## INSTRUCTIONS TO FOLLOW
When you return the material, keep every line exactly as it is and omit the pictures.

## INFORMATION PROVIDED
————

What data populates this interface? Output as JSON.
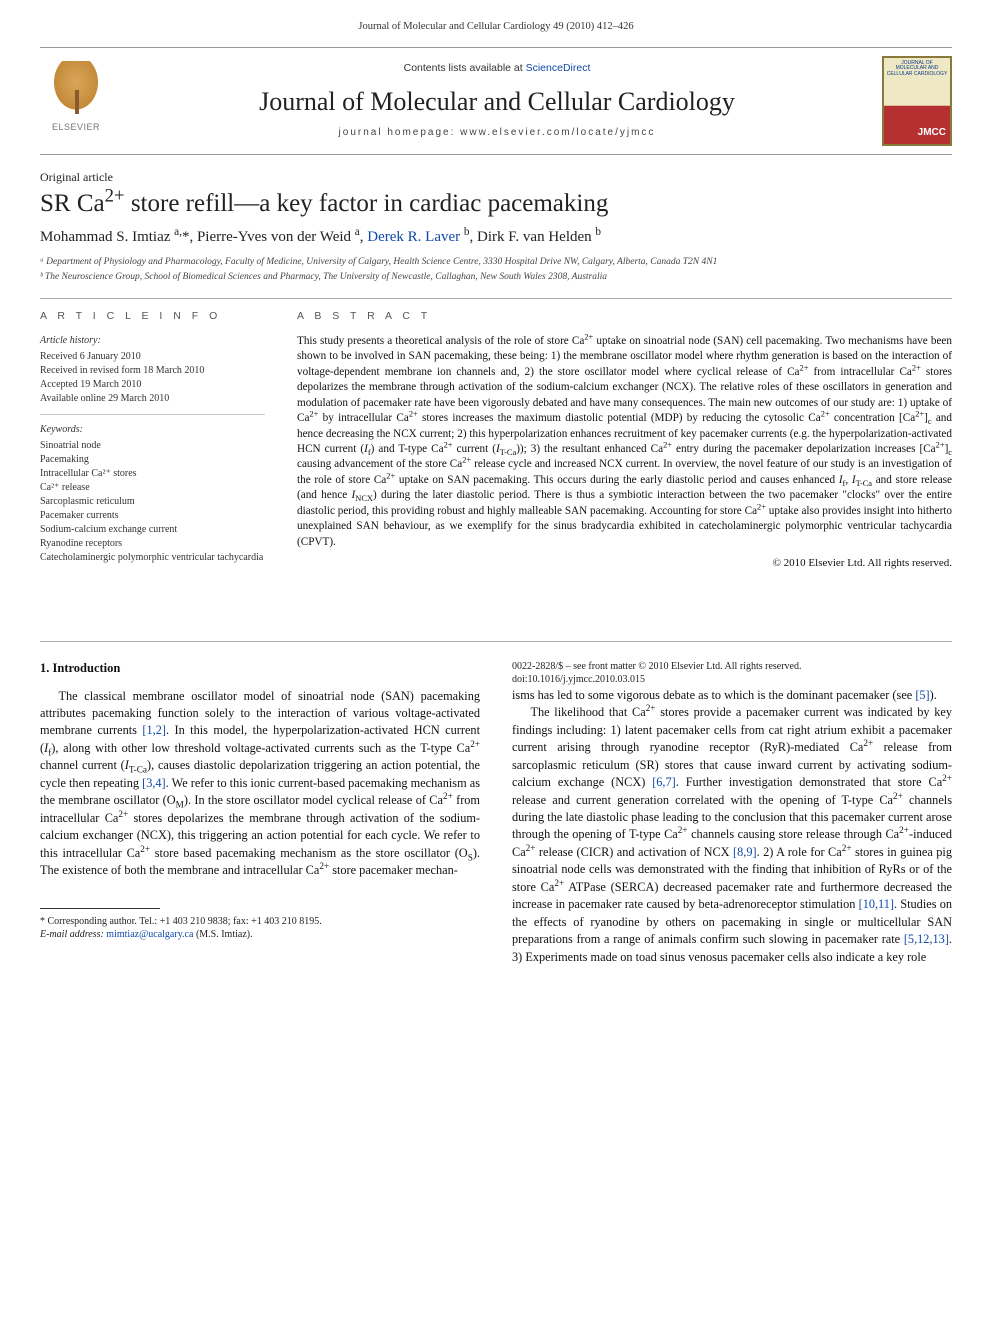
{
  "header": {
    "running": "Journal of Molecular and Cellular Cardiology 49 (2010) 412–426"
  },
  "masthead": {
    "elsevier": "ELSEVIER",
    "contents_line_pre": "Contents lists available at ",
    "sciencedirect": "ScienceDirect",
    "journal_name": "Journal of Molecular and Cellular Cardiology",
    "homepage_line": "journal homepage: www.elsevier.com/locate/yjmcc",
    "cover_caption": "JOURNAL OF MOLECULAR AND CELLULAR CARDIOLOGY"
  },
  "article": {
    "type": "Original article",
    "title_html": "SR Ca<sup>2+</sup> store refill—a key factor in cardiac pacemaking",
    "authors_html": "Mohammad S. Imtiaz <sup>a,</sup>*, Pierre-Yves von der Weid <sup>a</sup>, <a href=\"#\">Derek R. Laver</a> <sup>b</sup>, Dirk F. van Helden <sup>b</sup>",
    "affiliations": [
      "ᵃ Department of Physiology and Pharmacology, Faculty of Medicine, University of Calgary, Health Science Centre, 3330 Hospital Drive NW, Calgary, Alberta, Canada T2N 4N1",
      "ᵇ The Neuroscience Group, School of Biomedical Sciences and Pharmacy, The University of Newcastle, Callaghan, New South Wales 2308, Australia"
    ]
  },
  "meta": {
    "header": "A R T I C L E   I N F O",
    "history_label": "Article history:",
    "history": [
      "Received 6 January 2010",
      "Received in revised form 18 March 2010",
      "Accepted 19 March 2010",
      "Available online 29 March 2010"
    ],
    "keywords_label": "Keywords:",
    "keywords": [
      "Sinoatrial node",
      "Pacemaking",
      "Intracellular Ca²⁺ stores",
      "Ca²⁺ release",
      "Sarcoplasmic reticulum",
      "Pacemaker currents",
      "Sodium-calcium exchange current",
      "Ryanodine receptors",
      "Catecholaminergic polymorphic ventricular tachycardia"
    ]
  },
  "abstract": {
    "header": "A B S T R A C T",
    "text_html": "This study presents a theoretical analysis of the role of store Ca<sup>2+</sup> uptake on sinoatrial node (SAN) cell pacemaking. Two mechanisms have been shown to be involved in SAN pacemaking, these being: 1) the membrane oscillator model where rhythm generation is based on the interaction of voltage-dependent membrane ion channels and, 2) the store oscillator model where cyclical release of Ca<sup>2+</sup> from intracellular Ca<sup>2+</sup> stores depolarizes the membrane through activation of the sodium-calcium exchanger (NCX). The relative roles of these oscillators in generation and modulation of pacemaker rate have been vigorously debated and have many consequences. The main new outcomes of our study are: 1) uptake of Ca<sup>2+</sup> by intracellular Ca<sup>2+</sup> stores increases the maximum diastolic potential (MDP) by reducing the cytosolic Ca<sup>2+</sup> concentration [Ca<sup>2+</sup>]<sub>c</sub> and hence decreasing the NCX current; 2) this hyperpolarization enhances recruitment of key pacemaker currents (e.g. the hyperpolarization-activated HCN current (<i>I</i><sub>f</sub>) and T-type Ca<sup>2+</sup> current (<i>I</i><sub>T-Ca</sub>)); 3) the resultant enhanced Ca<sup>2+</sup> entry during the pacemaker depolarization increases [Ca<sup>2+</sup>]<sub>c</sub> causing advancement of the store Ca<sup>2+</sup> release cycle and increased NCX current. In overview, the novel feature of our study is an investigation of the role of store Ca<sup>2+</sup> uptake on SAN pacemaking. This occurs during the early diastolic period and causes enhanced <i>I</i><sub>f</sub>, <i>I</i><sub>T-Ca</sub> and store release (and hence <i>I</i><sub>NCX</sub>) during the later diastolic period. There is thus a symbiotic interaction between the two pacemaker \"clocks\" over the entire diastolic period, this providing robust and highly malleable SAN pacemaking. Accounting for store Ca<sup>2+</sup> uptake also provides insight into hitherto unexplained SAN behaviour, as we exemplify for the sinus bradycardia exhibited in catecholaminergic polymorphic ventricular tachycardia (CPVT).",
    "copyright": "© 2010 Elsevier Ltd. All rights reserved."
  },
  "body": {
    "section_head": "1. Introduction",
    "p1_html": "The classical membrane oscillator model of sinoatrial node (SAN) pacemaking attributes pacemaking function solely to the interaction of various voltage-activated membrane currents <a class=\"cite\" href=\"#\">[1,2]</a>. In this model, the hyperpolarization-activated HCN current (<i>I</i><sub>f</sub>), along with other low threshold voltage-activated currents such as the T-type Ca<sup>2+</sup> channel current (<i>I</i><sub>T-Ca</sub>), causes diastolic depolarization triggering an action potential, the cycle then repeating <a class=\"cite\" href=\"#\">[3,4]</a>. We refer to this ionic current-based pacemaking mechanism as the membrane oscillator (O<sub>M</sub>). In the store oscillator model cyclical release of Ca<sup>2+</sup> from intracellular Ca<sup>2+</sup> stores depolarizes the membrane through activation of the sodium-calcium exchanger (NCX), this triggering an action potential for each cycle. We refer to this intracellular Ca<sup>2+</sup> store based pacemaking mechanism as the store oscillator (O<sub>S</sub>). The existence of both the membrane and intracellular Ca<sup>2+</sup> store pacemaker mechan-",
    "p2_html": "isms has led to some vigorous debate as to which is the dominant pacemaker (see <a class=\"cite\" href=\"#\">[5]</a>).",
    "p3_html": "The likelihood that Ca<sup>2+</sup> stores provide a pacemaker current was indicated by key findings including: 1) latent pacemaker cells from cat right atrium exhibit a pacemaker current arising through ryanodine receptor (RyR)-mediated Ca<sup>2+</sup> release from sarcoplasmic reticulum (SR) stores that cause inward current by activating sodium-calcium exchange (NCX) <a class=\"cite\" href=\"#\">[6,7]</a>. Further investigation demonstrated that store Ca<sup>2+</sup> release and current generation correlated with the opening of T-type Ca<sup>2+</sup> channels during the late diastolic phase leading to the conclusion that this pacemaker current arose through the opening of T-type Ca<sup>2+</sup> channels causing store release through Ca<sup>2+</sup>-induced Ca<sup>2+</sup> release (CICR) and activation of NCX <a class=\"cite\" href=\"#\">[8,9]</a>. 2) A role for Ca<sup>2+</sup> stores in guinea pig sinoatrial node cells was demonstrated with the finding that inhibition of RyRs or of the store Ca<sup>2+</sup> ATPase (SERCA) decreased pacemaker rate and furthermore decreased the increase in pacemaker rate caused by beta-adrenoreceptor stimulation <a class=\"cite\" href=\"#\">[10,11]</a>. Studies on the effects of ryanodine by others on pacemaking in single or multicellular SAN preparations from a range of animals confirm such slowing in pacemaker rate <a class=\"cite\" href=\"#\">[5,12,13]</a>. 3) Experiments made on toad sinus venosus pacemaker cells also indicate a key role"
  },
  "footnote": {
    "corr_html": "* Corresponding author. Tel.: +1 403 210 9838; fax: +1 403 210 8195.",
    "email_label": "E-mail address:",
    "email": "mimtiaz@ucalgary.ca",
    "email_who": "(M.S. Imtiaz)."
  },
  "pubfooter": {
    "line1": "0022-2828/$ – see front matter © 2010 Elsevier Ltd. All rights reserved.",
    "line2": "doi:10.1016/j.yjmcc.2010.03.015"
  },
  "colors": {
    "link": "#0f4aa8",
    "rule": "#aaaaaa"
  }
}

————

## RESULT BELOW
What data populates this interface? Output as JSON.
{
  "header": {
    "running": "Journal of Molecular and Cellular Cardiology 49 (2010) 412–426"
  },
  "masthead": {
    "elsevier": "ELSEVIER",
    "contents_line_pre": "Contents lists available at ",
    "sciencedirect": "ScienceDirect",
    "journal_name": "Journal of Molecular and Cellular Cardiology",
    "homepage_line": "journal homepage: www.elsevier.com/locate/yjmcc",
    "cover_caption": "JOURNAL OF MOLECULAR AND CELLULAR CARDIOLOGY"
  },
  "article": {
    "type": "Original article",
    "title_html": "SR Ca<sup>2+</sup> store refill—a key factor in cardiac pacemaking",
    "authors_html": "Mohammad S. Imtiaz <sup>a,</sup>*, Pierre-Yves von der Weid <sup>a</sup>, <a href=\"#\">Derek R. Laver</a> <sup>b</sup>, Dirk F. van Helden <sup>b</sup>",
    "affiliations": [
      "ᵃ Department of Physiology and Pharmacology, Faculty of Medicine, University of Calgary, Health Science Centre, 3330 Hospital Drive NW, Calgary, Alberta, Canada T2N 4N1",
      "ᵇ The Neuroscience Group, School of Biomedical Sciences and Pharmacy, The University of Newcastle, Callaghan, New South Wales 2308, Australia"
    ]
  },
  "meta": {
    "header": "A R T I C L E   I N F O",
    "history_label": "Article history:",
    "history": [
      "Received 6 January 2010",
      "Received in revised form 18 March 2010",
      "Accepted 19 March 2010",
      "Available online 29 March 2010"
    ],
    "keywords_label": "Keywords:",
    "keywords": [
      "Sinoatrial node",
      "Pacemaking",
      "Intracellular Ca²⁺ stores",
      "Ca²⁺ release",
      "Sarcoplasmic reticulum",
      "Pacemaker currents",
      "Sodium-calcium exchange current",
      "Ryanodine receptors",
      "Catecholaminergic polymorphic ventricular tachycardia"
    ]
  },
  "abstract": {
    "header": "A B S T R A C T",
    "text_html": "This study presents a theoretical analysis of the role of store Ca<sup>2+</sup> uptake on sinoatrial node (SAN) cell pacemaking. Two mechanisms have been shown to be involved in SAN pacemaking, these being: 1) the membrane oscillator model where rhythm generation is based on the interaction of voltage-dependent membrane ion channels and, 2) the store oscillator model where cyclical release of Ca<sup>2+</sup> from intracellular Ca<sup>2+</sup> stores depolarizes the membrane through activation of the sodium-calcium exchanger (NCX). The relative roles of these oscillators in generation and modulation of pacemaker rate have been vigorously debated and have many consequences. The main new outcomes of our study are: 1) uptake of Ca<sup>2+</sup> by intracellular Ca<sup>2+</sup> stores increases the maximum diastolic potential (MDP) by reducing the cytosolic Ca<sup>2+</sup> concentration [Ca<sup>2+</sup>]<sub>c</sub> and hence decreasing the NCX current; 2) this hyperpolarization enhances recruitment of key pacemaker currents (e.g. the hyperpolarization-activated HCN current (<i>I</i><sub>f</sub>) and T-type Ca<sup>2+</sup> current (<i>I</i><sub>T-Ca</sub>)); 3) the resultant enhanced Ca<sup>2+</sup> entry during the pacemaker depolarization increases [Ca<sup>2+</sup>]<sub>c</sub> causing advancement of the store Ca<sup>2+</sup> release cycle and increased NCX current. In overview, the novel feature of our study is an investigation of the role of store Ca<sup>2+</sup> uptake on SAN pacemaking. This occurs during the early diastolic period and causes enhanced <i>I</i><sub>f</sub>, <i>I</i><sub>T-Ca</sub> and store release (and hence <i>I</i><sub>NCX</sub>) during the later diastolic period. There is thus a symbiotic interaction between the two pacemaker \"clocks\" over the entire diastolic period, this providing robust and highly malleable SAN pacemaking. Accounting for store Ca<sup>2+</sup> uptake also provides insight into hitherto unexplained SAN behaviour, as we exemplify for the sinus bradycardia exhibited in catecholaminergic polymorphic ventricular tachycardia (CPVT).",
    "copyright": "© 2010 Elsevier Ltd. All rights reserved."
  },
  "body": {
    "section_head": "1. Introduction",
    "p1_html": "The classical membrane oscillator model of sinoatrial node (SAN) pacemaking attributes pacemaking function solely to the interaction of various voltage-activated membrane currents <a class=\"cite\" href=\"#\">[1,2]</a>. In this model, the hyperpolarization-activated HCN current (<i>I</i><sub>f</sub>), along with other low threshold voltage-activated currents such as the T-type Ca<sup>2+</sup> channel current (<i>I</i><sub>T-Ca</sub>), causes diastolic depolarization triggering an action potential, the cycle then repeating <a class=\"cite\" href=\"#\">[3,4]</a>. We refer to this ionic current-based pacemaking mechanism as the membrane oscillator (O<sub>M</sub>). In the store oscillator model cyclical release of Ca<sup>2+</sup> from intracellular Ca<sup>2+</sup> stores depolarizes the membrane through activation of the sodium-calcium exchanger (NCX), this triggering an action potential for each cycle. We refer to this intracellular Ca<sup>2+</sup> store based pacemaking mechanism as the store oscillator (O<sub>S</sub>). The existence of both the membrane and intracellular Ca<sup>2+</sup> store pacemaker mechan-",
    "p2_html": "isms has led to some vigorous debate as to which is the dominant pacemaker (see <a class=\"cite\" href=\"#\">[5]</a>).",
    "p3_html": "The likelihood that Ca<sup>2+</sup> stores provide a pacemaker current was indicated by key findings including: 1) latent pacemaker cells from cat right atrium exhibit a pacemaker current arising through ryanodine receptor (RyR)-mediated Ca<sup>2+</sup> release from sarcoplasmic reticulum (SR) stores that cause inward current by activating sodium-calcium exchange (NCX) <a class=\"cite\" href=\"#\">[6,7]</a>. Further investigation demonstrated that store Ca<sup>2+</sup> release and current generation correlated with the opening of T-type Ca<sup>2+</sup> channels during the late diastolic phase leading to the conclusion that this pacemaker current arose through the opening of T-type Ca<sup>2+</sup> channels causing store release through Ca<sup>2+</sup>-induced Ca<sup>2+</sup> release (CICR) and activation of NCX <a class=\"cite\" href=\"#\">[8,9]</a>. 2) A role for Ca<sup>2+</sup> stores in guinea pig sinoatrial node cells was demonstrated with the finding that inhibition of RyRs or of the store Ca<sup>2+</sup> ATPase (SERCA) decreased pacemaker rate and furthermore decreased the increase in pacemaker rate caused by beta-adrenoreceptor stimulation <a class=\"cite\" href=\"#\">[10,11]</a>. Studies on the effects of ryanodine by others on pacemaking in single or multicellular SAN preparations from a range of animals confirm such slowing in pacemaker rate <a class=\"cite\" href=\"#\">[5,12,13]</a>. 3) Experiments made on toad sinus venosus pacemaker cells also indicate a key role"
  },
  "footnote": {
    "corr_html": "* Corresponding author. Tel.: +1 403 210 9838; fax: +1 403 210 8195.",
    "email_label": "E-mail address:",
    "email": "mimtiaz@ucalgary.ca",
    "email_who": "(M.S. Imtiaz)."
  },
  "pubfooter": {
    "line1": "0022-2828/$ – see front matter © 2010 Elsevier Ltd. All rights reserved.",
    "line2": "doi:10.1016/j.yjmcc.2010.03.015"
  },
  "colors": {
    "link": "#0f4aa8",
    "rule": "#aaaaaa"
  }
}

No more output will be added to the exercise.